→ **ENTRIES**:
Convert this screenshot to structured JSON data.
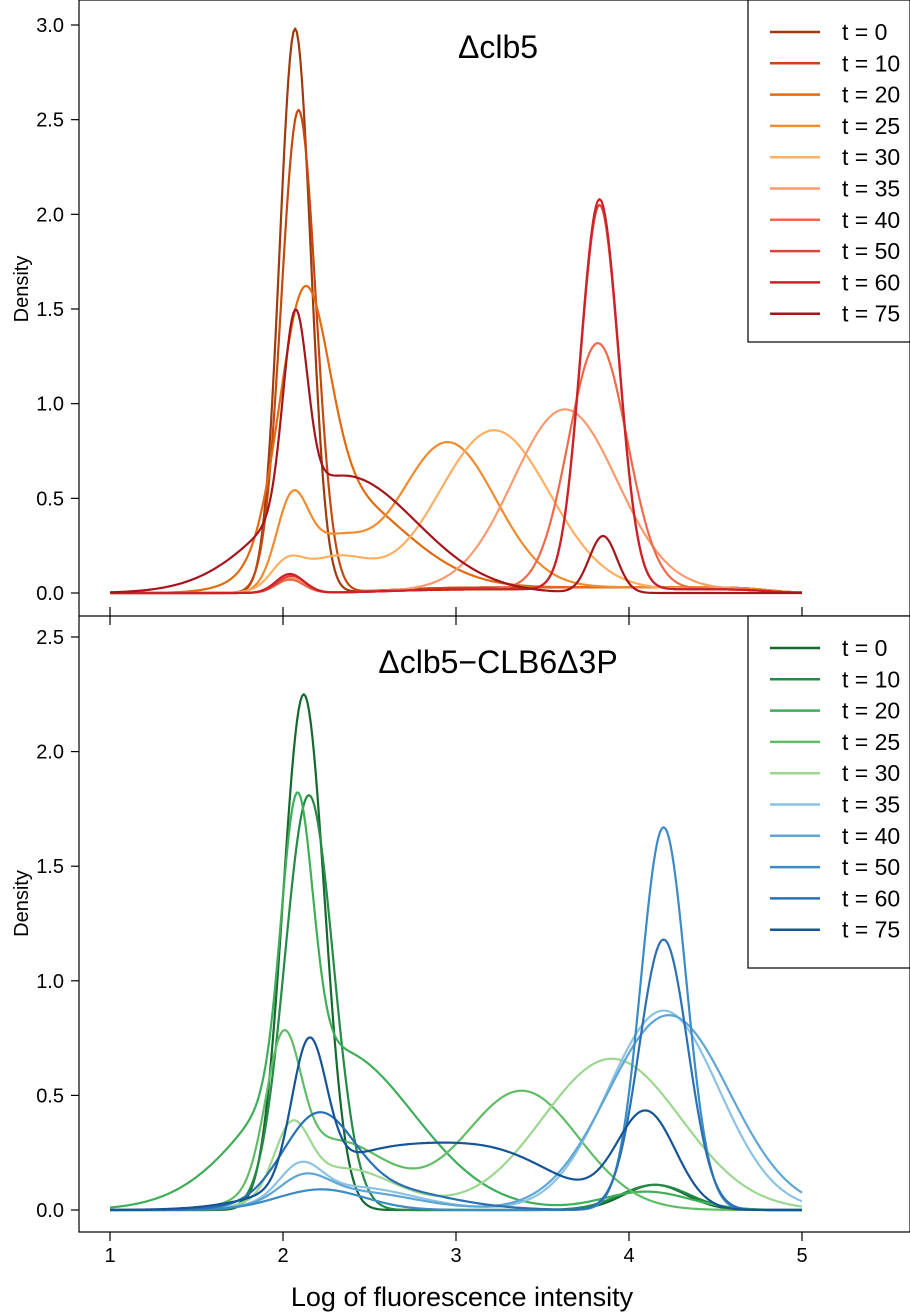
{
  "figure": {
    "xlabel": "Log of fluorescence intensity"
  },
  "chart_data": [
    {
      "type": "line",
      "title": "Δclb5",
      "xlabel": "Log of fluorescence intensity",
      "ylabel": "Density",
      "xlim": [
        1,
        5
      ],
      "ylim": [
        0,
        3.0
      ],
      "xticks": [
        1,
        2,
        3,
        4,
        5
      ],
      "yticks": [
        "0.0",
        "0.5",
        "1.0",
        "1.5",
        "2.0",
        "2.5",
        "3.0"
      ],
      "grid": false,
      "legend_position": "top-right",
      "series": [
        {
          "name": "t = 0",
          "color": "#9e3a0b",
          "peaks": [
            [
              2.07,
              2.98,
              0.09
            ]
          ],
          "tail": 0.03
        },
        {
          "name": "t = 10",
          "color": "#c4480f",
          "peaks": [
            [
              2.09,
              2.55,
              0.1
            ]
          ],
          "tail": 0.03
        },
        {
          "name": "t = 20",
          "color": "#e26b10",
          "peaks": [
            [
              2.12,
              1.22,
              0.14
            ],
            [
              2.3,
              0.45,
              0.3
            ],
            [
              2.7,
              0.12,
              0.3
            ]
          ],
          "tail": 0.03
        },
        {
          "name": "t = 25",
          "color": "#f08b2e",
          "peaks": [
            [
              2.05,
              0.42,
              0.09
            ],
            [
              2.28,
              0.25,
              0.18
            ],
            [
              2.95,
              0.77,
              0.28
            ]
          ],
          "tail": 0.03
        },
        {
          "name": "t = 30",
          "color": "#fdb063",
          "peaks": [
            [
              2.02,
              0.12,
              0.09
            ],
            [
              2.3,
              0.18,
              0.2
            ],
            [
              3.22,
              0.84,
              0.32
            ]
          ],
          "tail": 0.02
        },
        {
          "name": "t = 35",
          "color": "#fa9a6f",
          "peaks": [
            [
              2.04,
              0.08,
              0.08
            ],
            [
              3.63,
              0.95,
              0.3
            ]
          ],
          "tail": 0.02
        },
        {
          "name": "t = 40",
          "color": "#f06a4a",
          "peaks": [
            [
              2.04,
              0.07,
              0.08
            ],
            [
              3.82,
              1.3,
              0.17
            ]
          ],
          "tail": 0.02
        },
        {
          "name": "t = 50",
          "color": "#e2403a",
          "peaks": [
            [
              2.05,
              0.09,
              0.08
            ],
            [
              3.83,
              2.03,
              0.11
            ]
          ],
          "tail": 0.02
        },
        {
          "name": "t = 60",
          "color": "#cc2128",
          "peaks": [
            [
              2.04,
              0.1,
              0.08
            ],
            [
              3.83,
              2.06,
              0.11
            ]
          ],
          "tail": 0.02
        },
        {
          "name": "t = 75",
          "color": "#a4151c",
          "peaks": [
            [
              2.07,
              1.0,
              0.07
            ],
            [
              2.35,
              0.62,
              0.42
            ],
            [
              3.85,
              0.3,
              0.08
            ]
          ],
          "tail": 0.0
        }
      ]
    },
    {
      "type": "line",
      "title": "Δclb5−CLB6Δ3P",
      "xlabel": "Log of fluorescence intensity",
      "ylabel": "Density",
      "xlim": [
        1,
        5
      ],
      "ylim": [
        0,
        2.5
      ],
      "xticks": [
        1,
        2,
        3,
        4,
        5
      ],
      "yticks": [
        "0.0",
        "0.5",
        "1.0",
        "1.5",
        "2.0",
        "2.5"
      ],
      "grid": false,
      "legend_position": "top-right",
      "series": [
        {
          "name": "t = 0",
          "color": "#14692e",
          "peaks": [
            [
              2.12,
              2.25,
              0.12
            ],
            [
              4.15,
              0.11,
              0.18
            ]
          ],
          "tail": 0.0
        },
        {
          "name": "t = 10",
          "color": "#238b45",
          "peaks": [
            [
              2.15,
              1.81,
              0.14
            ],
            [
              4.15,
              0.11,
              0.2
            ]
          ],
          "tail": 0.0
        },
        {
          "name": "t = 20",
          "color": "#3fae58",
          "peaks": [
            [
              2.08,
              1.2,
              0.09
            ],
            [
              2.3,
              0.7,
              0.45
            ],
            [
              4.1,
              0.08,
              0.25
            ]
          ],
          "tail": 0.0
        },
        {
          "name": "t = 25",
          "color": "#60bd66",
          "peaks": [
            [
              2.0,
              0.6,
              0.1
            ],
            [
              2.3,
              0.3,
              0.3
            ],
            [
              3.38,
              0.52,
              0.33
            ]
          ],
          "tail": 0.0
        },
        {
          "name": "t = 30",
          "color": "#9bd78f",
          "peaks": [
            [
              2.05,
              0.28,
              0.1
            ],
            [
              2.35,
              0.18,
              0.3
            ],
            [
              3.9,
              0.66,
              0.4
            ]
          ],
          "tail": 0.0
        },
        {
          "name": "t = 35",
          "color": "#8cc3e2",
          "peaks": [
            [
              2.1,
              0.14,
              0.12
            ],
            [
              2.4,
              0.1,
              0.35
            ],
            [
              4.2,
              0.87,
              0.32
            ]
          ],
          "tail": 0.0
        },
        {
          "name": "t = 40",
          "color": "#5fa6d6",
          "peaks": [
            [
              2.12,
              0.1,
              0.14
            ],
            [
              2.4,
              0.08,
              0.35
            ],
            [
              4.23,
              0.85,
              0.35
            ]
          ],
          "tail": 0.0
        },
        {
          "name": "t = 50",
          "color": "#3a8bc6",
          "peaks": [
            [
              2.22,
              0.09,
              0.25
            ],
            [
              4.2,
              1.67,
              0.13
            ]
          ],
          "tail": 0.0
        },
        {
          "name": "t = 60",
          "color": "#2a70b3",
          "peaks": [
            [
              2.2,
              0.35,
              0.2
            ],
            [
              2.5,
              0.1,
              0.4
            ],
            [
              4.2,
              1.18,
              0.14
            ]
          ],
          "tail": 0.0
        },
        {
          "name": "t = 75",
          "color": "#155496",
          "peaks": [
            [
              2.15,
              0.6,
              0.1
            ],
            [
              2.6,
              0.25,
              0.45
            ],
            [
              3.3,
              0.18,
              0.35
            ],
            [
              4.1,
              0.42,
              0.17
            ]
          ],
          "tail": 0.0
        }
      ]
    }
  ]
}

→ **TASK REQUIREMENTS**: Transcribe the records above exactly, omitting every picture they contain.

→ **CORRECT OUTPUT**:
Convert this screenshot to structured JSON data.
{
  "figure": {
    "xlabel": "Log of fluorescence intensity"
  },
  "chart_data": [
    {
      "type": "line",
      "title": "Δclb5",
      "xlabel": "Log of fluorescence intensity",
      "ylabel": "Density",
      "xlim": [
        1,
        5
      ],
      "ylim": [
        0,
        3.0
      ],
      "xticks": [
        1,
        2,
        3,
        4,
        5
      ],
      "yticks": [
        "0.0",
        "0.5",
        "1.0",
        "1.5",
        "2.0",
        "2.5",
        "3.0"
      ],
      "grid": false,
      "legend_position": "top-right",
      "series": [
        {
          "name": "t = 0",
          "color": "#9e3a0b",
          "peaks": [
            [
              2.07,
              2.98,
              0.09
            ]
          ],
          "tail": 0.03
        },
        {
          "name": "t = 10",
          "color": "#c4480f",
          "peaks": [
            [
              2.09,
              2.55,
              0.1
            ]
          ],
          "tail": 0.03
        },
        {
          "name": "t = 20",
          "color": "#e26b10",
          "peaks": [
            [
              2.12,
              1.22,
              0.14
            ],
            [
              2.3,
              0.45,
              0.3
            ],
            [
              2.7,
              0.12,
              0.3
            ]
          ],
          "tail": 0.03
        },
        {
          "name": "t = 25",
          "color": "#f08b2e",
          "peaks": [
            [
              2.05,
              0.42,
              0.09
            ],
            [
              2.28,
              0.25,
              0.18
            ],
            [
              2.95,
              0.77,
              0.28
            ]
          ],
          "tail": 0.03
        },
        {
          "name": "t = 30",
          "color": "#fdb063",
          "peaks": [
            [
              2.02,
              0.12,
              0.09
            ],
            [
              2.3,
              0.18,
              0.2
            ],
            [
              3.22,
              0.84,
              0.32
            ]
          ],
          "tail": 0.02
        },
        {
          "name": "t = 35",
          "color": "#fa9a6f",
          "peaks": [
            [
              2.04,
              0.08,
              0.08
            ],
            [
              3.63,
              0.95,
              0.3
            ]
          ],
          "tail": 0.02
        },
        {
          "name": "t = 40",
          "color": "#f06a4a",
          "peaks": [
            [
              2.04,
              0.07,
              0.08
            ],
            [
              3.82,
              1.3,
              0.17
            ]
          ],
          "tail": 0.02
        },
        {
          "name": "t = 50",
          "color": "#e2403a",
          "peaks": [
            [
              2.05,
              0.09,
              0.08
            ],
            [
              3.83,
              2.03,
              0.11
            ]
          ],
          "tail": 0.02
        },
        {
          "name": "t = 60",
          "color": "#cc2128",
          "peaks": [
            [
              2.04,
              0.1,
              0.08
            ],
            [
              3.83,
              2.06,
              0.11
            ]
          ],
          "tail": 0.02
        },
        {
          "name": "t = 75",
          "color": "#a4151c",
          "peaks": [
            [
              2.07,
              1.0,
              0.07
            ],
            [
              2.35,
              0.62,
              0.42
            ],
            [
              3.85,
              0.3,
              0.08
            ]
          ],
          "tail": 0.0
        }
      ]
    },
    {
      "type": "line",
      "title": "Δclb5−CLB6Δ3P",
      "xlabel": "Log of fluorescence intensity",
      "ylabel": "Density",
      "xlim": [
        1,
        5
      ],
      "ylim": [
        0,
        2.5
      ],
      "xticks": [
        1,
        2,
        3,
        4,
        5
      ],
      "yticks": [
        "0.0",
        "0.5",
        "1.0",
        "1.5",
        "2.0",
        "2.5"
      ],
      "grid": false,
      "legend_position": "top-right",
      "series": [
        {
          "name": "t = 0",
          "color": "#14692e",
          "peaks": [
            [
              2.12,
              2.25,
              0.12
            ],
            [
              4.15,
              0.11,
              0.18
            ]
          ],
          "tail": 0.0
        },
        {
          "name": "t = 10",
          "color": "#238b45",
          "peaks": [
            [
              2.15,
              1.81,
              0.14
            ],
            [
              4.15,
              0.11,
              0.2
            ]
          ],
          "tail": 0.0
        },
        {
          "name": "t = 20",
          "color": "#3fae58",
          "peaks": [
            [
              2.08,
              1.2,
              0.09
            ],
            [
              2.3,
              0.7,
              0.45
            ],
            [
              4.1,
              0.08,
              0.25
            ]
          ],
          "tail": 0.0
        },
        {
          "name": "t = 25",
          "color": "#60bd66",
          "peaks": [
            [
              2.0,
              0.6,
              0.1
            ],
            [
              2.3,
              0.3,
              0.3
            ],
            [
              3.38,
              0.52,
              0.33
            ]
          ],
          "tail": 0.0
        },
        {
          "name": "t = 30",
          "color": "#9bd78f",
          "peaks": [
            [
              2.05,
              0.28,
              0.1
            ],
            [
              2.35,
              0.18,
              0.3
            ],
            [
              3.9,
              0.66,
              0.4
            ]
          ],
          "tail": 0.0
        },
        {
          "name": "t = 35",
          "color": "#8cc3e2",
          "peaks": [
            [
              2.1,
              0.14,
              0.12
            ],
            [
              2.4,
              0.1,
              0.35
            ],
            [
              4.2,
              0.87,
              0.32
            ]
          ],
          "tail": 0.0
        },
        {
          "name": "t = 40",
          "color": "#5fa6d6",
          "peaks": [
            [
              2.12,
              0.1,
              0.14
            ],
            [
              2.4,
              0.08,
              0.35
            ],
            [
              4.23,
              0.85,
              0.35
            ]
          ],
          "tail": 0.0
        },
        {
          "name": "t = 50",
          "color": "#3a8bc6",
          "peaks": [
            [
              2.22,
              0.09,
              0.25
            ],
            [
              4.2,
              1.67,
              0.13
            ]
          ],
          "tail": 0.0
        },
        {
          "name": "t = 60",
          "color": "#2a70b3",
          "peaks": [
            [
              2.2,
              0.35,
              0.2
            ],
            [
              2.5,
              0.1,
              0.4
            ],
            [
              4.2,
              1.18,
              0.14
            ]
          ],
          "tail": 0.0
        },
        {
          "name": "t = 75",
          "color": "#155496",
          "peaks": [
            [
              2.15,
              0.6,
              0.1
            ],
            [
              2.6,
              0.25,
              0.45
            ],
            [
              3.3,
              0.18,
              0.35
            ],
            [
              4.1,
              0.42,
              0.17
            ]
          ],
          "tail": 0.0
        }
      ]
    }
  ]
}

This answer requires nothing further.